• WHAT IS EXPECTED
Each line below either holds the string "DYLAN" or doesn't. Count those that do and give only the number.

• PROVIDED DATA
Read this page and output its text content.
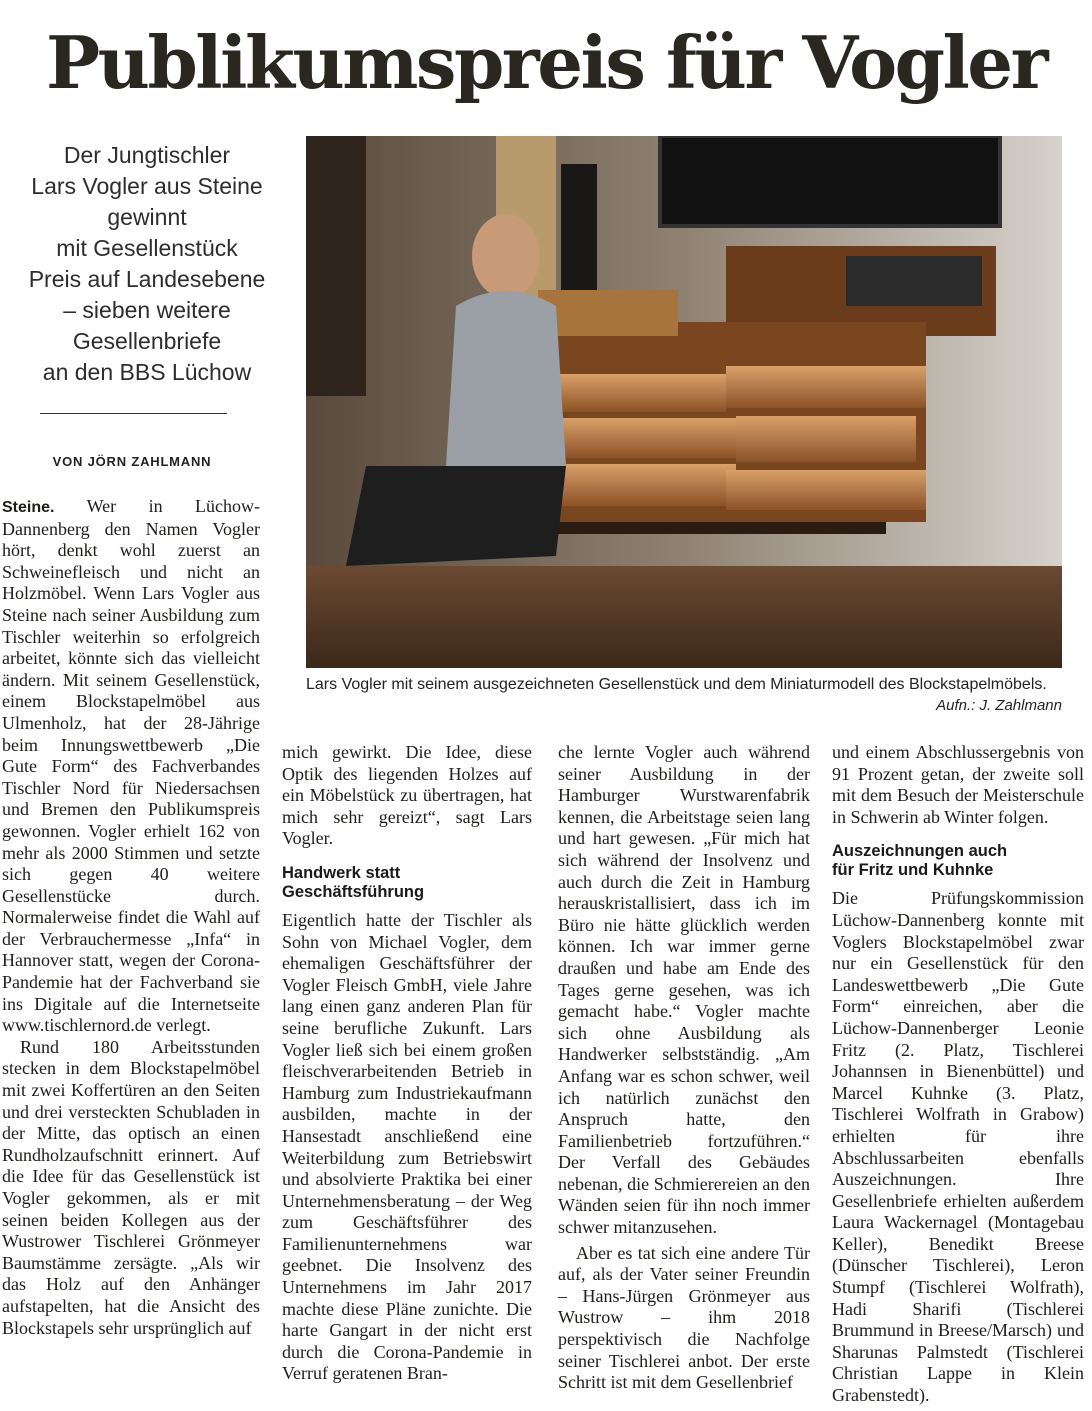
Publikumspreis für Vogler
Der Jungtischler
Lars Vogler aus Steine
gewinnt
mit Gesellenstück
Preis auf Landesebene
– sieben weitere
Gesellenbriefe
an den BBS Lüchow
VON JÖRN ZAHLMANN
Lars Vogler mit seinem ausgezeichneten Gesellenstück und dem Miniaturmodell des Blockstapelmöbels.
Aufn.: J. Zahlmann

Steine. Wer in Lüchow-Dannenberg den Namen Vogler hört, denkt wohl zuerst an Schweinefleisch und nicht an Holzmöbel. Wenn Lars Vogler aus Steine nach seiner Ausbildung zum Tischler weiterhin so erfolgreich arbeitet, könnte sich das vielleicht ändern. Mit seinem Gesellenstück, einem Blockstapelmöbel aus Ulmenholz, hat der 28-Jährige beim Innungswettbewerb „Die Gute Form“ des Fachverbandes Tischler Nord für Niedersachsen und Bremen den Publikumspreis gewonnen. Vogler erhielt 162 von mehr als 2000 Stimmen und setzte sich gegen 40 weitere Gesellenstücke durch. Normalerweise findet die Wahl auf der Verbrauchermesse „Infa“ in Hannover statt, wegen der Corona-Pandemie hat der Fachverband sie ins Digitale auf die Internetseite www.tischlernord.de verlegt.

Rund 180 Arbeitsstunden stecken in dem Blockstapelmöbel mit zwei Koffertüren an den Seiten und drei versteckten Schubladen in der Mitte, das optisch an einen Rundholzaufschnitt erinnert. Auf die Idee für das Gesellenstück ist Vogler gekommen, als er mit seinen beiden Kollegen aus der Wustrower Tischlerei Grönmeyer Baumstämme zersägte. „Als wir das Holz auf den Anhänger aufstapelten, hat die Ansicht des Blockstapels sehr ursprünglich auf

mich gewirkt. Die Idee, diese Optik des liegenden Holzes auf ein Möbelstück zu übertragen, hat mich sehr gereizt“, sagt Lars Vogler.

Handwerk statt
Geschäftsführung

Eigentlich hatte der Tischler als Sohn von Michael Vogler, dem ehemaligen Geschäftsführer der Vogler Fleisch GmbH, viele Jahre lang einen ganz anderen Plan für seine berufliche Zukunft. Lars Vogler ließ sich bei einem großen fleischverarbeitenden Betrieb in Hamburg zum Industriekaufmann ausbilden, machte in der Hansestadt anschließend eine Weiterbildung zum Betriebswirt und absolvierte Praktika bei einer Unternehmensberatung – der Weg zum Geschäftsführer des Familienunternehmens war geebnet. Die Insolvenz des Unternehmens im Jahr 2017 machte diese Pläne zunichte. Die harte Gangart in der nicht erst durch die Corona-Pandemie in Verruf geratenen Bran-

che lernte Vogler auch während seiner Ausbildung in der Hamburger Wurstwarenfabrik kennen, die Arbeitstage seien lang und hart gewesen. „Für mich hat sich während der Insolvenz und auch durch die Zeit in Hamburg herauskristallisiert, dass ich im Büro nie hätte glücklich werden können. Ich war immer gerne draußen und habe am Ende des Tages gerne gesehen, was ich gemacht habe.“ Vogler machte sich ohne Ausbildung als Handwerker selbstständig. „Am Anfang war es schon schwer, weil ich natürlich zunächst den Anspruch hatte, den Familienbetrieb fortzuführen.“ Der Verfall des Gebäudes nebenan, die Schmierereien an den Wänden seien für ihn noch immer schwer mitanzusehen.

Aber es tat sich eine andere Tür auf, als der Vater seiner Freundin – Hans-Jürgen Grönmeyer aus Wustrow – ihm 2018 perspektivisch die Nachfolge seiner Tischlerei anbot. Der erste Schritt ist mit dem Gesellenbrief

und einem Abschlussergebnis von 91 Prozent getan, der zweite soll mit dem Besuch der Meisterschule in Schwerin ab Winter folgen.

Auszeichnungen auch
für Fritz und Kuhnke

Die Prüfungskommission Lüchow-Dannenberg konnte mit Voglers Blockstapelmöbel zwar nur ein Gesellenstück für den Landeswettbewerb „Die Gute Form“ einreichen, aber die Lüchow-Dannenberger Leonie Fritz (2. Platz, Tischlerei Johannsen in Bienenbüttel) und Marcel Kuhnke (3. Platz, Tischlerei Wolfrath in Grabow) erhielten für ihre Abschlussarbeiten ebenfalls Auszeichnungen. Ihre Gesellenbriefe erhielten außerdem Laura Wackernagel (Montagebau Keller), Benedikt Breese (Dünscher Tischlerei), Leron Stumpf (Tischlerei Wolfrath), Hadi Sharifi (Tischlerei Brummund in Breese/Marsch) und Sharunas Palmstedt (Tischlerei Christian Lappe in Klein Grabenstedt).
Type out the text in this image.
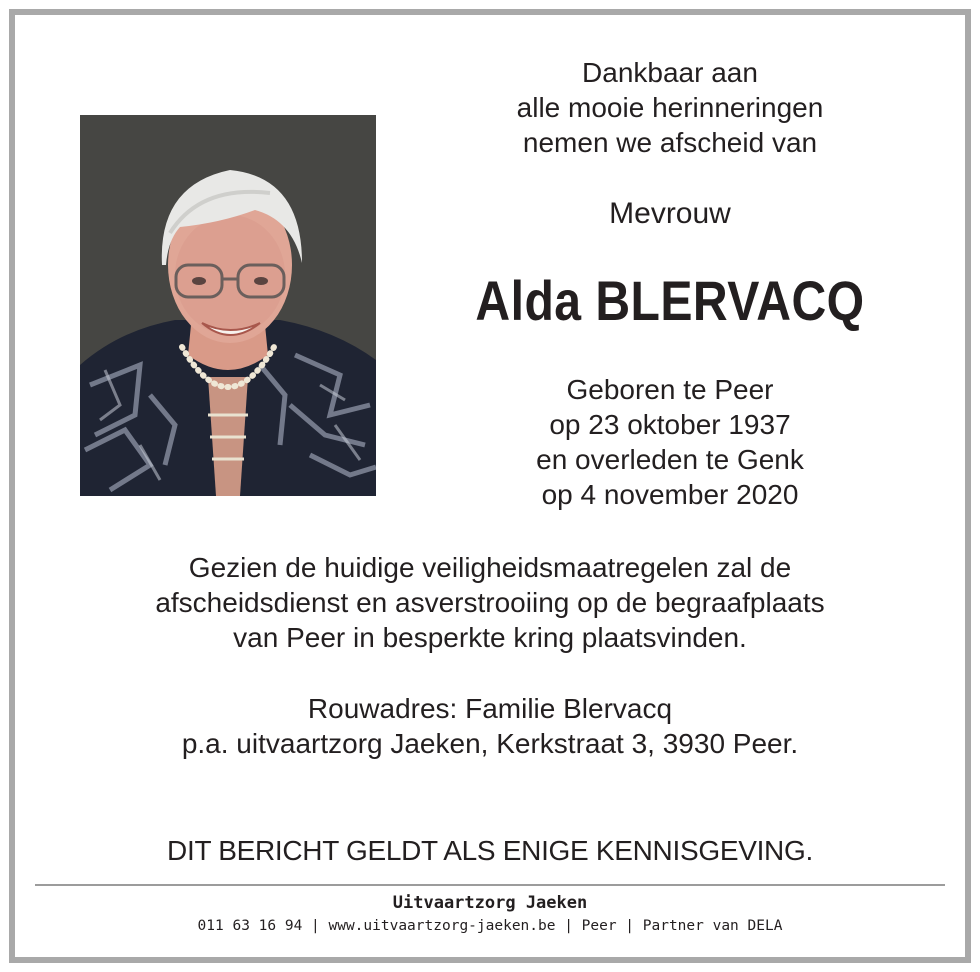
Dankbaar aan
alle mooie herinneringen
nemen we afscheid van
Mevrouw
Alda BLERVACQ
Geboren te Peer
op 23 oktober 1937
en overleden te Genk
op 4 november 2020
Gezien de huidige veiligheidsmaatregelen zal de
afscheidsdienst en asverstrooiing op de begraafplaats
van Peer in besperkte kring plaatsvinden.
Rouwadres: Familie Blervacq
p.a. uitvaartzorg Jaeken, Kerkstraat 3, 3930 Peer.
DIT BERICHT GELDT ALS ENIGE KENNISGEVING.
Uitvaartzorg Jaeken
011 63 16 94 | www.uitvaartzorg-jaeken.be | Peer | Partner van DELA
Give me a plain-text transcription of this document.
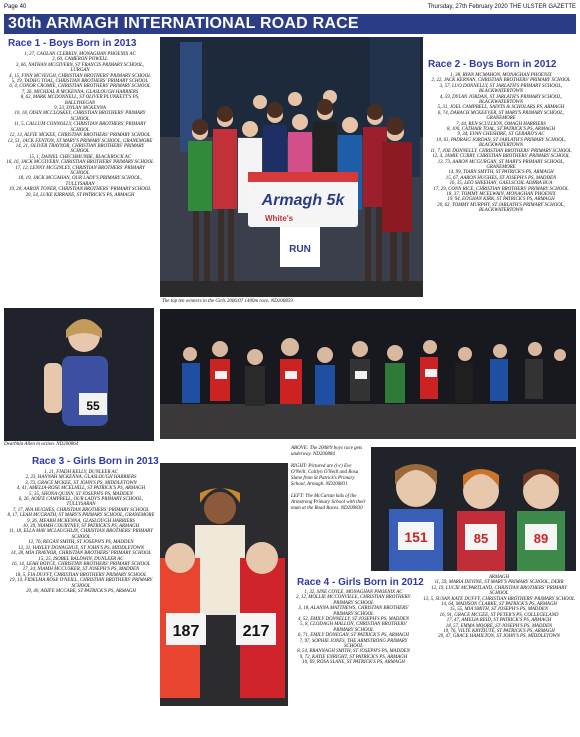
Page 40	Thursday, 27th February 2020 THE ULSTER GAZETTE
30th ARMAGH INTERNATIONAL ROAD RACE
Race 1 - Boys Born in 2013
1, 27, CAOLAN CLERKIN, MONAGHAN PHOENIX AC
2, 60, CAMERON POWELL
3, 66, NATHAN MCGIVERN, ST FRANCIS PRIMARY SCHOOL, LURGAN
4, 15, FINN MCVEIGH, CHRISTIAN BROTHERS' PRIMARY SCHOOL
5, 19, TADHG TOAL, CHRISTIAN BROTHERS' PRIMARY SCHOOL
6, 4, CONOR CROMIE, CHRISTIAN BROTHERS' PRIMARY SCHOOL
7, 26, MICHEAL B MCKENNA, GLASLOUGH HARRIERS
8, 62, MARK MCDONNELL, ST OLIVER PLUNKETT'S PS, BALLYHEGAN
9, 33, DYLAN MCKENNA
10, 18, OISIN MCCLOSKEY, CHRISTIAN BROTHERS' PRIMARY SCHOOL
11, 5, CALLUM CONNOLLY, CHRISTIAN BROTHERS' PRIMARY SCHOOL
12, 13, ALFIE MCKEE, CHRISTIAN BROTHERS' PRIMARY SCHOOL
13, 51, JACK FENTON, ST MARY'S PRIMARY SCHOOL, GRANEMORE
14, 21, OLIVER TRAYNOR, CHRISTIAN BROTHERS' PRIMARY SCHOOL
15, 1, DANIEL CHECHMUNBE, BLACKROCK AC
16, 16, JACK MCGIVERN, CHRISTIAN BROTHERS' PRIMARY SCHOOL
17, 12, LENNY MCGINLEY, CHRISTIAN BROTHERS' PRIMARY SCHOOL
18, 10, JACK MCGAHAN, OUR LADY'S PRIMARY SCHOOL, TULLYSARAN
19, 20, AARON TONER, CHRISTIAN BROTHERS' PRIMARY SCHOOL
20, 54, LUKE KIRRANE, ST PATRICK'S PS, ARMAGH	Armagh 5k
White's
RUN
The top ten winners in the Girls 2006/07 1400m race. ND200859
Race 2 - Boys Born in 2012
1, 38, RYAN MCMAHON, MONAGHAN PHOENIX
2, 22, JACK KERNAN, CHRISTIAN BROTHERS' PRIMARY SCHOOL
3, 57, LUO DONNELLY, ST JARLATH'S PRIMARY SCHOOL, BLACKWATERTOWN
4, 59, DYLAN JORDAN, ST JARLATH'S PRIMARY SCHOOL, BLACKWATERTOWN
5, 31, JOEL CAMPBELL, SAINTS & SCHOLARS PS, ARMAGH
6, 74, DARACH MCKEEVER, ST MARY'S PRIMARY SCHOOL, GRANEMORE
7, 44, BEN SCULLION, OMAGH HARRIERS
8, 100, CATHAIR TOAL, ST PATRICK'S PS, ARMAGH
9, 34, EVAN CHESHIRE, ST GERARD'S AC
10, 61, PADRAIG JORDAN, ST JARLATH'S PRIMARY SCHOOL, BLACKWATERTOWN
11, 7, JOE DONNELLY, CHRISTIAN BROTHERS' PRIMARY SCHOOL
12, 4, JAMIE CURRY, CHRISTIAN BROTHERS' PRIMARY SCHOOL
13, 73, AARON MCGURGAN, ST MARY'S PRIMARY SCHOOL, GRANEMORE
14, 99, TIARN SMYTH, ST PATRICK'S PS, ARMAGH
15, 67, AARON HUGHES, ST JOSEPH'S PS, MADDEN
16, 35, LEO SHEEHAN, GAELSCOIL ADHBA BUA
17, 29, CONN RICE, CHRISTIAN BROTHERS' PRIMARY SCHOOL
18, 37, TOMMY MCELWAIN, MONAGHAN PHOENIX
19, 94, EOGHAN KIRK, ST PATRICK'S PS, ARMAGH
20, 63, TOMMY MURPHY, ST JARLATH'S PRIMARY SCHOOL, BLACKWATERTOWN
55
Dearbhla Allen in action. ND200864
Race 3 - Girls Born in 2013
1, 21, FIADH KELLY, DUNLEER AC
2, 23, HANNAH MCKENNA, GLASLOUGH HARRIERS
3, 73, GRACE MCKEE, ST JOHN'S PS, MIDDLETOWN
4, 41, AMELIA-ROSE MCELHILL, ST PATRICK'S PS, ARMAGH
5, 35, SHONA QUINN, ST JOSEPH'S PS, MADDEN
6, 26, AOIFE CAMPBELL, OUR LADY'S PRIMARY SCHOOL, TULLYSARAN
7, 17, AVA HUGHES, CHRISTIAN BROTHERS' PRIMARY SCHOOL
8, 17, LEAH MCGRATH, ST MARY'S PRIMARY SCHOOL, GRANEMORE
9, 26, MEABH MCKENNA, GLASLOUGH HARRIERS
10, 39, NIAMH COURTNEY, ST PATRICK'S PS, ARMAGH
11, 18, ELLA MAY MCLAUGHLIN, CHRISTIAN BROTHERS' PRIMARY SCHOOL
12, 76, REGAN SMITH, ST JOSEPH'S PS, MADDEN
13, 31, HAYLEY DONAGHUE, ST JOHN'S PS, MIDDLETOWN
14, 28, MIA TRAYNOR, CHRISTIAN BROTHERS' PRIMARY SCHOOL
15, 25, ISOBEL BALDWIN, DUNLEER AC
16, 14, LEAH BOYCE, CHRISTIAN BROTHERS' PRIMARY SCHOOL
17, 34, NIAMH MCCUSKER, ST JOSEPH'S PS, MADDEN
18, 5, FIA DUFFY, CHRISTIAN BROTHERS' PRIMARY SCHOOL
19, 14, FIDELMA ROSE O'NEILL, CHRISTIAN BROTHERS' PRIMARY SCHOOL
20, 40, AOIFE MCCABE, ST PATRICK'S PS, ARMAGH
ABOVE: The 2008/9 boys race gets underway. ND200884

RIGHT: Pictured are (l-r) Eve O'Neill, Caitlyn O'Neill and Rosa Slane from St Patrick's Primary School, Armagh. ND200831

LEFT: The McCartan kids of the Armstrong Primary School with their mum at the Road Races. ND200830
187	217
151	85	89
Race 4 - Girls Born in 2012
1, 32, SINE COYLE, MONAGHAN PHOENIX AC
2, 12, MOLLIE MCCONVILLE, CHRISTIAN BROTHERS' PRIMARY SCHOOL
3, 18, ALANNA MATTHEWS, CHRISTIAN BROTHERS' PRIMARY SCHOOL
4, 53, EMILY DONNELLY, ST JOSEPH'S PS, MADDEN
5, 8, CLODAGH MALLON, CHRISTIAN BROTHERS' PRIMARY SCHOOL
6, 71, EMILY DONEGAN, ST PATRICK'S PS, ARMAGH
7, 97, SOPHIE JONES, THE ARMSTRONG PRIMARY SCHOOL
8, 54, BRANNAGH SMITH, ST JOSEPH'S PS, MADDEN
9, 72, KATIE ENRIGHT, ST PATRICK'S PS, ARMAGH
10, 69, ROSA SLANE, ST PATRICK'S PS, ARMAGH
ARMAGH
11, 59, MARIA DEVINE, ST MARY'S PRIMARY SCHOOL, DERR
12, 19, LUCIE MCPARTLAND, CHRISTIAN BROTHERS' PRIMARY SCHOOL
13, 5, SUSAN KATE DUFFY, CHRISTIAN BROTHERS' PRIMARY SCHOOL
14, 64, MADISON CLARKE, ST PATRICK'S PS, ARMAGH
15, 55, MIA SMITH, ST JOSEPH'S PS, MADDEN
16, 91, GRACE MCGEE, ST PETER'S PS, COLLEGELAND
17, 47, AMELIA REID, ST PATRICK'S PS, ARMAGH
18, 57, EMMA MOORE, ST JOSEPH'S PS, MADDEN
19, 76, VILTĖ KRYŽIŪTĖ, ST PATRICK'S PS, ARMAGH
20, 47, GRACE HAMILTON, ST JOHN'S PS, MIDDLETOWN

• REPLY TO THE TASK
2